AIM ▸
Please revise the records below, replacing "bounding box" with "box coordinates" and keeping everything else the same. Leave the pictures out.

EXTRACTED ENTRIES ▸
================================
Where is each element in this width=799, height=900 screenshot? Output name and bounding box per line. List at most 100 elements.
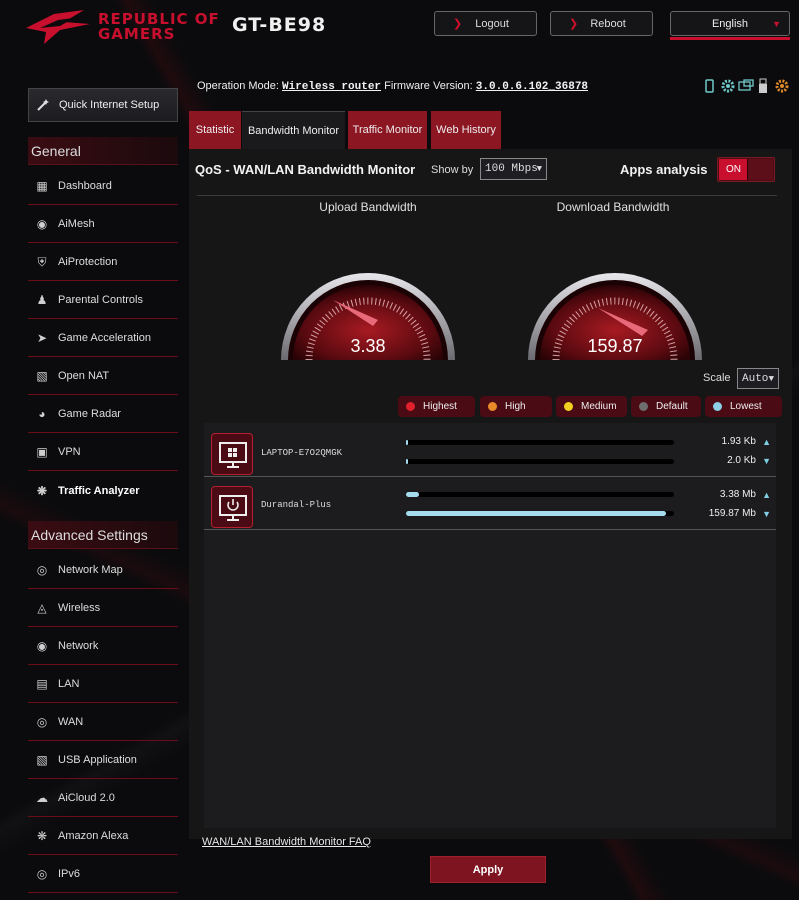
legend-highest: Highest: [398, 396, 475, 417]
usb-icon[interactable]: [756, 78, 771, 94]
reboot-button[interactable]: ❯ Reboot: [550, 11, 653, 36]
apply-button[interactable]: Apply: [430, 856, 546, 883]
sidebar-item-label: Wireless: [58, 602, 101, 614]
sidebar-item-game-radar[interactable]: ◕ Game Radar: [28, 396, 178, 433]
apps-analysis-label: Apps analysis: [620, 162, 708, 177]
sidebar-item-aimesh[interactable]: ◉ AiMesh: [28, 206, 178, 243]
sidebar-item-lan[interactable]: ▤ LAN: [28, 666, 178, 703]
upload-rate: 1.93 Kb: [721, 436, 756, 447]
device-row[interactable]: Durandal-Plus 3.38 Mb ▲ 159.87 Mb ▼: [204, 480, 776, 530]
status-line: Operation Mode: Wireless router Firmware…: [197, 80, 589, 93]
sidebar-item-aicloud-2-0[interactable]: ☁ AiCloud 2.0: [28, 780, 178, 817]
general-section-title: General: [28, 137, 178, 165]
download-rate: 2.0 Kb: [727, 455, 756, 466]
language-underline: [670, 37, 790, 40]
operation-mode-link[interactable]: Wireless router: [282, 81, 381, 93]
legend-dot: [564, 402, 573, 411]
rog-logo: REPUBLIC OF GAMERS: [24, 8, 220, 46]
sidebar-item-label: AiMesh: [58, 218, 95, 230]
language-select[interactable]: English ▼: [670, 11, 790, 36]
upload-bar: [406, 492, 674, 497]
vpn-icon: ▣: [36, 445, 48, 459]
usb-icon: ▧: [36, 753, 48, 767]
chevron-down-icon: ▼: [536, 164, 542, 174]
tab-traffic-monitor[interactable]: Traffic Monitor: [348, 111, 427, 149]
divider: [197, 195, 777, 196]
sidebar-item-network-map[interactable]: ◎ Network Map: [28, 552, 178, 589]
upload-rate: 3.38 Mb: [719, 489, 756, 500]
download-value: 159.87: [587, 336, 643, 356]
sidebar-item-label: Amazon Alexa: [58, 830, 129, 842]
sidebar-item-aiprotection[interactable]: ⛨ AiProtection: [28, 244, 178, 281]
sidebar-item-label: Network Map: [58, 564, 123, 576]
sidebar-item-label: VPN: [58, 446, 81, 458]
cloud-icon: ☁: [36, 791, 48, 805]
traffic-analyzer-icon: ❋: [36, 483, 48, 498]
device-row[interactable]: LAPTOP-E7O2QMGK 1.93 Kb ▲ 2.0 Kb ▼: [204, 427, 776, 477]
legend-high: High: [480, 396, 552, 417]
rocket-icon: ➤: [36, 331, 48, 345]
sidebar-item-label: Traffic Analyzer: [58, 484, 140, 497]
sidebar-item-game-acceleration[interactable]: ➤ Game Acceleration: [28, 320, 178, 357]
dashboard-icon: ▦: [36, 179, 48, 193]
scale-select[interactable]: Auto ▼: [737, 368, 779, 389]
legend-lowest: Lowest: [705, 396, 782, 417]
monitor-icon[interactable]: [738, 78, 754, 94]
advanced-settings-title: Advanced Settings: [28, 521, 178, 549]
page-title: QoS - WAN/LAN Bandwidth Monitor: [195, 162, 416, 177]
sidebar-item-amazon-alexa[interactable]: ❋ Amazon Alexa: [28, 818, 178, 855]
sidebar-item-label: LAN: [58, 678, 80, 690]
open-nat-icon: ▧: [36, 369, 48, 383]
sidebar-item-ipv6[interactable]: ◎ IPv6: [28, 856, 178, 893]
sidebar-item-wan[interactable]: ◎ WAN: [28, 704, 178, 741]
upload-arrow-icon: ▲: [762, 490, 771, 500]
alexa-icon: ❋: [36, 829, 48, 843]
legend-dot: [639, 402, 648, 411]
tab-statistic[interactable]: Statistic: [189, 111, 241, 149]
tab-bandwidth-monitor[interactable]: Bandwidth Monitor: [242, 111, 345, 149]
quick-internet-setup-button[interactable]: Quick Internet Setup: [28, 88, 178, 122]
rog-eye-icon: [26, 10, 90, 44]
settings-icon[interactable]: [774, 78, 789, 94]
wireless-icon: ◬: [37, 601, 47, 615]
sidebar-item-traffic-analyzer[interactable]: ❋ Traffic Analyzer: [28, 472, 178, 509]
sidebar-item-label: USB Application: [58, 754, 137, 766]
scale-label: Scale: [703, 372, 731, 384]
faq-link[interactable]: WAN/LAN Bandwidth Monitor FAQ: [202, 836, 371, 848]
firmware-link[interactable]: 3.0.0.6.102_36878: [476, 81, 588, 93]
model-name: GT-BE98: [232, 14, 327, 36]
shield-icon: ⛨: [37, 254, 47, 269]
parental-icon: ♟: [36, 293, 48, 307]
logout-button[interactable]: ❯ Logout: [434, 11, 537, 36]
tab-web-history[interactable]: Web History: [431, 111, 501, 149]
sidebar-item-label: Open NAT: [58, 370, 110, 382]
sidebar-item-label: Game Radar: [58, 408, 121, 420]
legend-default: Default: [631, 396, 701, 417]
sidebar-item-label: AiCloud 2.0: [58, 792, 115, 804]
sidebar-item-wireless[interactable]: ◬ Wireless: [28, 590, 178, 627]
download-bar: [406, 511, 674, 516]
chevron-down-icon: ▼: [772, 18, 781, 29]
status-icons: [702, 78, 789, 94]
ipv6-icon: ◎: [36, 867, 48, 881]
sidebar-item-parental-controls[interactable]: ♟ Parental Controls: [28, 282, 178, 319]
sidebar-item-open-nat[interactable]: ▧ Open NAT: [28, 358, 178, 395]
sidebar-item-vpn[interactable]: ▣ VPN: [28, 434, 178, 471]
sidebar-item-usb-application[interactable]: ▧ USB Application: [28, 742, 178, 779]
brand-line-2: GAMERS: [98, 25, 176, 43]
legend-medium: Medium: [556, 396, 627, 417]
gear-icon[interactable]: [720, 78, 735, 94]
sidebar-item-label: WAN: [58, 716, 84, 728]
sidebar-item-dashboard[interactable]: ▦ Dashboard: [28, 168, 178, 205]
sidebar-item-label: Dashboard: [58, 180, 112, 192]
download-bar: [406, 459, 674, 464]
apps-analysis-toggle[interactable]: ON: [717, 157, 775, 182]
app-icon[interactable]: [702, 78, 717, 94]
sidebar-item-network[interactable]: ◉ Network: [28, 628, 178, 665]
show-by-select[interactable]: 100 Mbps ▼: [480, 158, 547, 180]
legend-dot: [713, 402, 722, 411]
device-name: Durandal-Plus: [261, 500, 332, 510]
legend-dot: [406, 402, 415, 411]
sidebar-item-label: Game Acceleration: [58, 332, 151, 344]
download-rate: 159.87 Mb: [708, 508, 756, 519]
================================
RESPONSE BELOW ▸
Where is each element in this width=799, height=900 screenshot? Output name and box coordinates per line. List at most 100 elements.
legend-highest: Highest: [398, 396, 475, 417]
usb-icon[interactable]: [756, 78, 771, 94]
reboot-button[interactable]: ❯ Reboot: [550, 11, 653, 36]
apply-button[interactable]: Apply: [430, 856, 546, 883]
sidebar-item-label: Wireless: [58, 602, 101, 614]
sidebar-item-game-radar[interactable]: ◕ Game Radar: [28, 396, 178, 433]
apps-analysis-label: Apps analysis: [620, 162, 708, 177]
sidebar-item-aimesh[interactable]: ◉ AiMesh: [28, 206, 178, 243]
sidebar-item-lan[interactable]: ▤ LAN: [28, 666, 178, 703]
upload-rate: 1.93 Kb: [721, 436, 756, 447]
device-row[interactable]: Durandal-Plus 3.38 Mb ▲ 159.87 Mb ▼: [204, 480, 776, 530]
status-line: Operation Mode: Wireless router Firmware…: [197, 80, 589, 93]
sidebar-item-aicloud-2-0[interactable]: ☁ AiCloud 2.0: [28, 780, 178, 817]
general-section-title: General: [28, 137, 178, 165]
download-rate: 2.0 Kb: [727, 455, 756, 466]
language-underline: [670, 37, 790, 40]
operation-mode-link[interactable]: Wireless router: [282, 81, 381, 93]
legend-dot: [564, 402, 573, 411]
rog-logo: REPUBLIC OF GAMERS: [24, 8, 220, 46]
sidebar-item-label: AiMesh: [58, 218, 95, 230]
language-select[interactable]: English ▼: [670, 11, 790, 36]
upload-bar: [406, 492, 674, 497]
vpn-icon: ▣: [36, 445, 48, 459]
usb-icon: ▧: [36, 753, 48, 767]
chevron-down-icon: ▼: [536, 164, 542, 174]
tab-traffic-monitor[interactable]: Traffic Monitor: [348, 111, 427, 149]
divider: [197, 195, 777, 196]
sidebar-item-network-map[interactable]: ◎ Network Map: [28, 552, 178, 589]
upload-rate: 3.38 Mb: [719, 489, 756, 500]
download-value: 159.87: [587, 336, 643, 356]
sidebar-item-label: Amazon Alexa: [58, 830, 129, 842]
sidebar-item-aiprotection[interactable]: ⛨ AiProtection: [28, 244, 178, 281]
sidebar-item-label: Network Map: [58, 564, 123, 576]
sidebar-item-label: VPN: [58, 446, 81, 458]
cloud-icon: ☁: [36, 791, 48, 805]
traffic-analyzer-icon: ❋: [36, 483, 48, 498]
device-row[interactable]: LAPTOP-E7O2QMGK 1.93 Kb ▲ 2.0 Kb ▼: [204, 427, 776, 477]
legend-high: High: [480, 396, 552, 417]
rocket-icon: ➤: [36, 331, 48, 345]
sidebar-item-label: Traffic Analyzer: [58, 484, 140, 497]
sidebar-item-game-acceleration[interactable]: ➤ Game Acceleration: [28, 320, 178, 357]
dashboard-icon: ▦: [36, 179, 48, 193]
scale-select[interactable]: Auto ▼: [737, 368, 779, 389]
legend-lowest: Lowest: [705, 396, 782, 417]
monitor-icon[interactable]: [738, 78, 754, 94]
advanced-settings-title: Advanced Settings: [28, 521, 178, 549]
page-title: QoS - WAN/LAN Bandwidth Monitor: [195, 162, 416, 177]
sidebar-item-amazon-alexa[interactable]: ❋ Amazon Alexa: [28, 818, 178, 855]
sidebar-item-label: LAN: [58, 678, 80, 690]
open-nat-icon: ▧: [36, 369, 48, 383]
sidebar-item-ipv6[interactable]: ◎ IPv6: [28, 856, 178, 893]
sidebar-item-wan[interactable]: ◎ WAN: [28, 704, 178, 741]
upload-arrow-icon: ▲: [762, 490, 771, 500]
alexa-icon: ❋: [36, 829, 48, 843]
legend-dot: [639, 402, 648, 411]
tab-statistic[interactable]: Statistic: [189, 111, 241, 149]
tab-bandwidth-monitor[interactable]: Bandwidth Monitor: [242, 111, 345, 149]
quick-internet-setup-button[interactable]: Quick Internet Setup: [28, 88, 178, 122]
rog-eye-icon: [26, 10, 90, 44]
settings-icon[interactable]: [774, 78, 789, 94]
wireless-icon: ◬: [37, 601, 47, 615]
sidebar-item-traffic-analyzer[interactable]: ❋ Traffic Analyzer: [28, 472, 178, 509]
sidebar-item-label: USB Application: [58, 754, 137, 766]
scale-label: Scale: [703, 372, 731, 384]
faq-link[interactable]: WAN/LAN Bandwidth Monitor FAQ: [202, 836, 371, 848]
firmware-link[interactable]: 3.0.0.6.102_36878: [476, 81, 588, 93]
model-name: GT-BE98: [232, 14, 327, 36]
shield-icon: ⛨: [37, 254, 47, 269]
parental-icon: ♟: [36, 293, 48, 307]
logout-button[interactable]: ❯ Logout: [434, 11, 537, 36]
tab-web-history[interactable]: Web History: [431, 111, 501, 149]
sidebar-item-label: Open NAT: [58, 370, 110, 382]
sidebar-item-label: Game Radar: [58, 408, 121, 420]
legend-default: Default: [631, 396, 701, 417]
sidebar-item-label: AiCloud 2.0: [58, 792, 115, 804]
sidebar-item-wireless[interactable]: ◬ Wireless: [28, 590, 178, 627]
download-bar: [406, 511, 674, 516]
chevron-down-icon: ▼: [772, 18, 781, 29]
status-icons: [702, 78, 789, 94]
ipv6-icon: ◎: [36, 867, 48, 881]
sidebar-item-parental-controls[interactable]: ♟ Parental Controls: [28, 282, 178, 319]
sidebar-item-open-nat[interactable]: ▧ Open NAT: [28, 358, 178, 395]
sidebar-item-vpn[interactable]: ▣ VPN: [28, 434, 178, 471]
sidebar-item-usb-application[interactable]: ▧ USB Application: [28, 742, 178, 779]
brand-line-2: GAMERS: [98, 25, 176, 43]
legend-medium: Medium: [556, 396, 627, 417]
gear-icon[interactable]: [720, 78, 735, 94]
sidebar-item-label: WAN: [58, 716, 84, 728]
sidebar-item-dashboard[interactable]: ▦ Dashboard: [28, 168, 178, 205]
sidebar-item-label: Dashboard: [58, 180, 112, 192]
download-bar: [406, 459, 674, 464]
apps-analysis-toggle[interactable]: ON: [717, 157, 775, 182]
app-icon[interactable]: [702, 78, 717, 94]
sidebar-item-network[interactable]: ◉ Network: [28, 628, 178, 665]
show-by-select[interactable]: 100 Mbps ▼: [480, 158, 547, 180]
legend-dot: [713, 402, 722, 411]
device-name: Durandal-Plus: [261, 500, 332, 510]
legend-dot: [406, 402, 415, 411]
sidebar-item-label: Game Acceleration: [58, 332, 151, 344]
download-rate: 159.87 Mb: [708, 508, 756, 519]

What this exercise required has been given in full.